• _GIVEN REQUEST_
Exclude the pictures, then copy all remaining records exactly.

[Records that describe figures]
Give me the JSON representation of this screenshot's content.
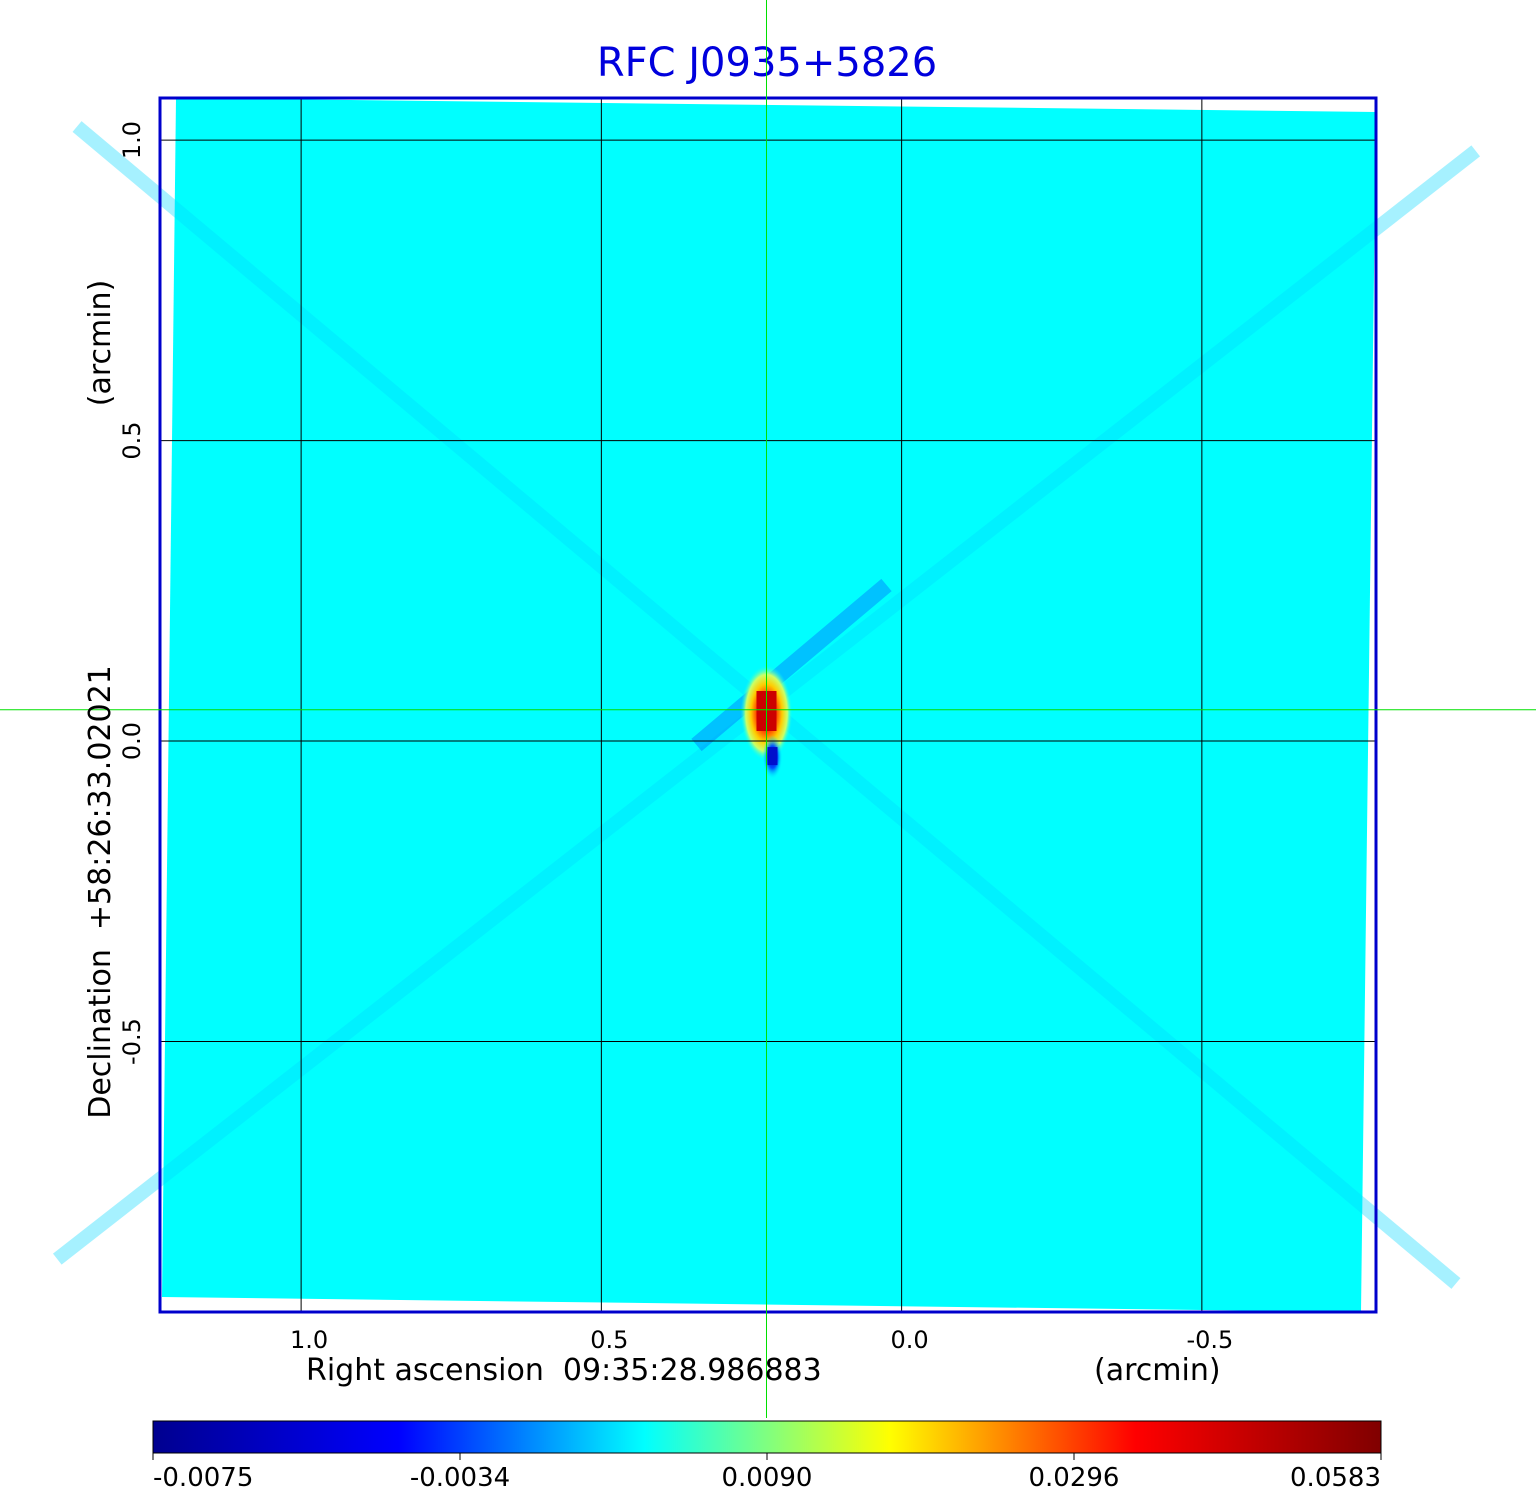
{
  "chart_data": {
    "type": "heatmap",
    "title": "RFC J0935+5826",
    "xlabel": "Right ascension  09:35:28.986883",
    "xunit": "(arcmin)",
    "ylabel": "Declination  +58:26:33.02021",
    "yunit": "(arcmin)",
    "x_ticks": [
      "1.0",
      "0.5",
      "0.0",
      "-0.5"
    ],
    "x_tick_values": [
      1.0,
      0.5,
      0.0,
      -0.5
    ],
    "y_ticks": [
      "1.0",
      "0.5",
      "0.0",
      "-0.5"
    ],
    "y_tick_values": [
      1.0,
      0.5,
      0.0,
      -0.5
    ],
    "xlim": [
      1.235,
      -0.79
    ],
    "ylim": [
      -0.95,
      1.07
    ],
    "grid": true,
    "crosshair": {
      "x": 0.225,
      "y": 0.052,
      "color": "#00e000"
    },
    "colorbar": {
      "ticks": [
        "-0.0075",
        "-0.0034",
        "0.0090",
        "0.0296",
        "0.0583"
      ],
      "tick_fractions": [
        0.0,
        0.25,
        0.5,
        0.75,
        1.0
      ],
      "colormap": [
        "#00008f",
        "#0000ff",
        "#00ffff",
        "#ffff00",
        "#ff0000",
        "#800000"
      ]
    },
    "source": {
      "peak_x": 0.225,
      "peak_y": 0.06,
      "peak_value": 0.0583,
      "min_x": 0.215,
      "min_y": -0.02,
      "min_value": -0.0075,
      "background_value": 0.0
    },
    "colors": {
      "frame": "#0000cc",
      "grid": "#000000",
      "background": "#00ffff"
    }
  }
}
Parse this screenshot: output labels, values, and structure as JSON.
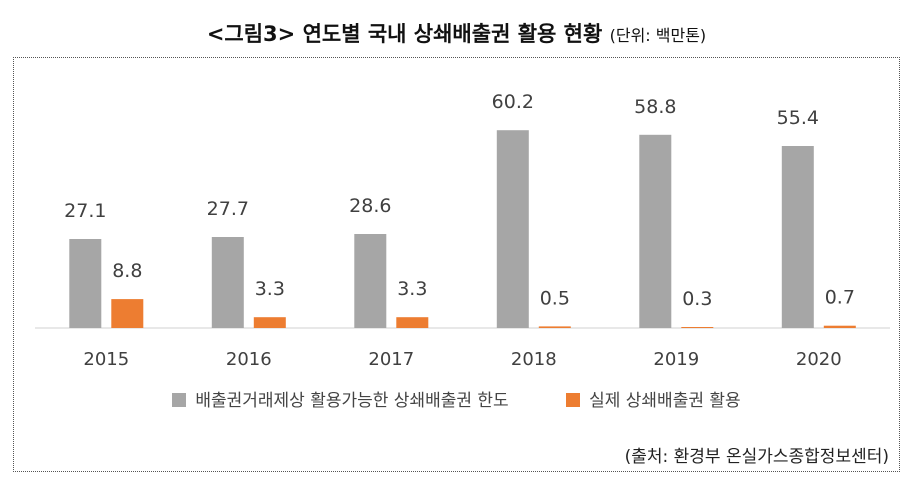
{
  "header": {
    "title": "<그림3> 연도별 국내 상쇄배출권 활용 현황",
    "unit": "(단위: 백만톤)"
  },
  "source": "(출처: 환경부 온실가스종합정보센터)",
  "chart_data": {
    "type": "bar",
    "title": "<그림3> 연도별 국내 상쇄배출권 활용 현황",
    "xlabel": "",
    "ylabel": "",
    "ylim": [
      0,
      70
    ],
    "grid": false,
    "legend_position": "bottom",
    "categories": [
      "2015",
      "2016",
      "2017",
      "2018",
      "2019",
      "2020"
    ],
    "series": [
      {
        "name": "배출권거래제상 활용가능한 상쇄배출권 한도",
        "color": "#a6a6a6",
        "values": [
          27.1,
          27.7,
          28.6,
          60.2,
          58.8,
          55.4
        ]
      },
      {
        "name": "실제 상쇄배출권 활용",
        "color": "#ed7d31",
        "values": [
          8.8,
          3.3,
          3.3,
          0.5,
          0.3,
          0.7
        ]
      }
    ]
  }
}
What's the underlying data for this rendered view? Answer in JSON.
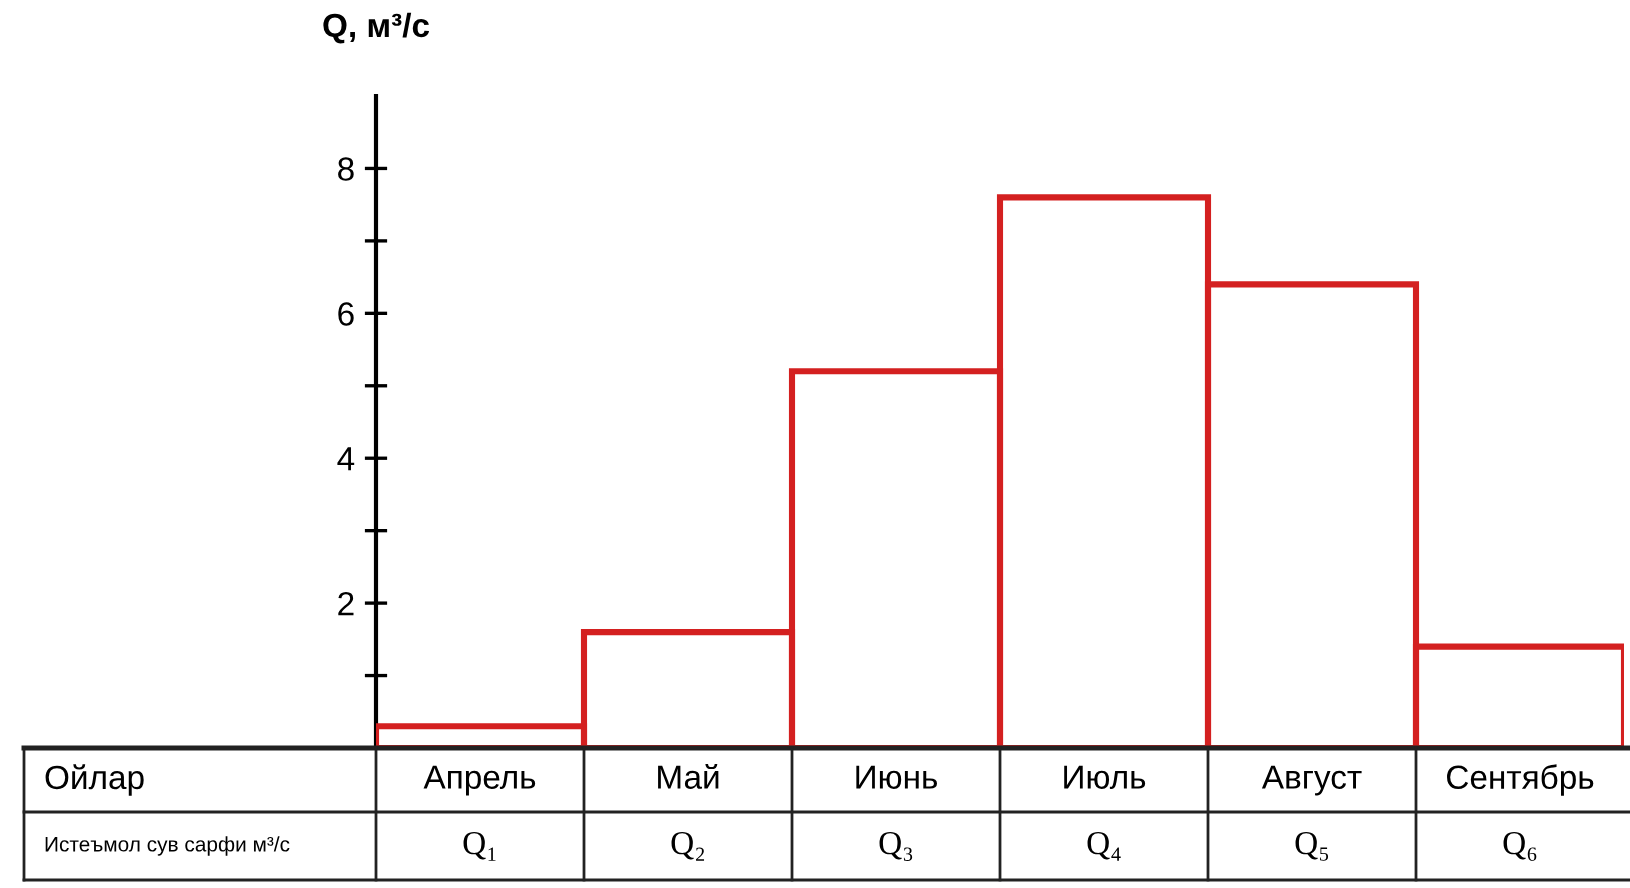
{
  "chart_data": {
    "type": "bar",
    "ylabel": "Q, м³/с",
    "categories": [
      "Апрель",
      "Май",
      "Июнь",
      "Июль",
      "Август",
      "Сентябрь"
    ],
    "values": [
      0.3,
      1.6,
      5.2,
      7.6,
      6.4,
      1.4
    ],
    "value_labels": [
      "Q₁",
      "Q₂",
      "Q₃",
      "Q₄",
      "Q₅",
      "Q₆"
    ],
    "color": "#d42020",
    "ylim": [
      0,
      9
    ],
    "yticks": [
      {
        "value": 1,
        "label": null
      },
      2,
      {
        "value": 3,
        "label": null
      },
      4,
      {
        "value": 5,
        "label": null
      },
      6,
      {
        "value": 7,
        "label": null
      },
      8
    ],
    "annotations": [
      "Ойлар",
      "Истеъмол сув сарфи м³/с"
    ],
    "grid": false,
    "legend": false
  }
}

• _SOLUTION TO THIS TASK_
Give me the JSON representation of this screenshot's content.
{
  "chart_data": {
    "type": "heatmap",
    "title": "RFC J0935+5826",
    "xlabel": "Right ascension  09:35:28.986883",
    "xunit": "(arcmin)",
    "ylabel": "Declination  +58:26:33.02021",
    "yunit": "(arcmin)",
    "x_ticks": [
      "1.0",
      "0.5",
      "0.0",
      "-0.5"
    ],
    "x_tick_values": [
      1.0,
      0.5,
      0.0,
      -0.5
    ],
    "y_ticks": [
      "1.0",
      "0.5",
      "0.0",
      "-0.5"
    ],
    "y_tick_values": [
      1.0,
      0.5,
      0.0,
      -0.5
    ],
    "xlim": [
      1.235,
      -0.79
    ],
    "ylim": [
      -0.95,
      1.07
    ],
    "grid": true,
    "crosshair": {
      "x": 0.225,
      "y": 0.052,
      "color": "#00e000"
    },
    "colorbar": {
      "ticks": [
        "-0.0075",
        "-0.0034",
        "0.0090",
        "0.0296",
        "0.0583"
      ],
      "tick_fractions": [
        0.0,
        0.25,
        0.5,
        0.75,
        1.0
      ],
      "colormap": [
        "#00008f",
        "#0000ff",
        "#00ffff",
        "#ffff00",
        "#ff0000",
        "#800000"
      ]
    },
    "source": {
      "peak_x": 0.225,
      "peak_y": 0.06,
      "peak_value": 0.0583,
      "min_x": 0.215,
      "min_y": -0.02,
      "min_value": -0.0075,
      "background_value": 0.0
    },
    "colors": {
      "frame": "#0000cc",
      "grid": "#000000",
      "background": "#00ffff"
    }
  }
}
Parse this screenshot: output labels, values, and structure as JSON.
{
  "header": {
    "title": "<그림3> 연도별 국내 상쇄배출권 활용 현황",
    "unit": "(단위: 백만톤)"
  },
  "source": "(출처: 환경부 온실가스종합정보센터)",
  "chart_data": {
    "type": "bar",
    "title": "<그림3> 연도별 국내 상쇄배출권 활용 현황",
    "xlabel": "",
    "ylabel": "",
    "ylim": [
      0,
      70
    ],
    "grid": false,
    "legend_position": "bottom",
    "categories": [
      "2015",
      "2016",
      "2017",
      "2018",
      "2019",
      "2020"
    ],
    "series": [
      {
        "name": "배출권거래제상 활용가능한 상쇄배출권 한도",
        "color": "#a6a6a6",
        "values": [
          27.1,
          27.7,
          28.6,
          60.2,
          58.8,
          55.4
        ]
      },
      {
        "name": "실제 상쇄배출권 활용",
        "color": "#ed7d31",
        "values": [
          8.8,
          3.3,
          3.3,
          0.5,
          0.3,
          0.7
        ]
      }
    ]
  }
}
What's the underlying data for this rendered view? Answer in JSON.
{
  "chart_data": {
    "type": "bar",
    "ylabel": "Q, м³/с",
    "categories": [
      "Апрель",
      "Май",
      "Июнь",
      "Июль",
      "Август",
      "Сентябрь"
    ],
    "values": [
      0.3,
      1.6,
      5.2,
      7.6,
      6.4,
      1.4
    ],
    "value_labels": [
      "Q₁",
      "Q₂",
      "Q₃",
      "Q₄",
      "Q₅",
      "Q₆"
    ],
    "color": "#d42020",
    "ylim": [
      0,
      9
    ],
    "yticks": [
      {
        "value": 1,
        "label": null
      },
      2,
      {
        "value": 3,
        "label": null
      },
      4,
      {
        "value": 5,
        "label": null
      },
      6,
      {
        "value": 7,
        "label": null
      },
      8
    ],
    "annotations": [
      "Ойлар",
      "Истеъмол сув сарфи м³/с"
    ],
    "grid": false,
    "legend": false
  }
}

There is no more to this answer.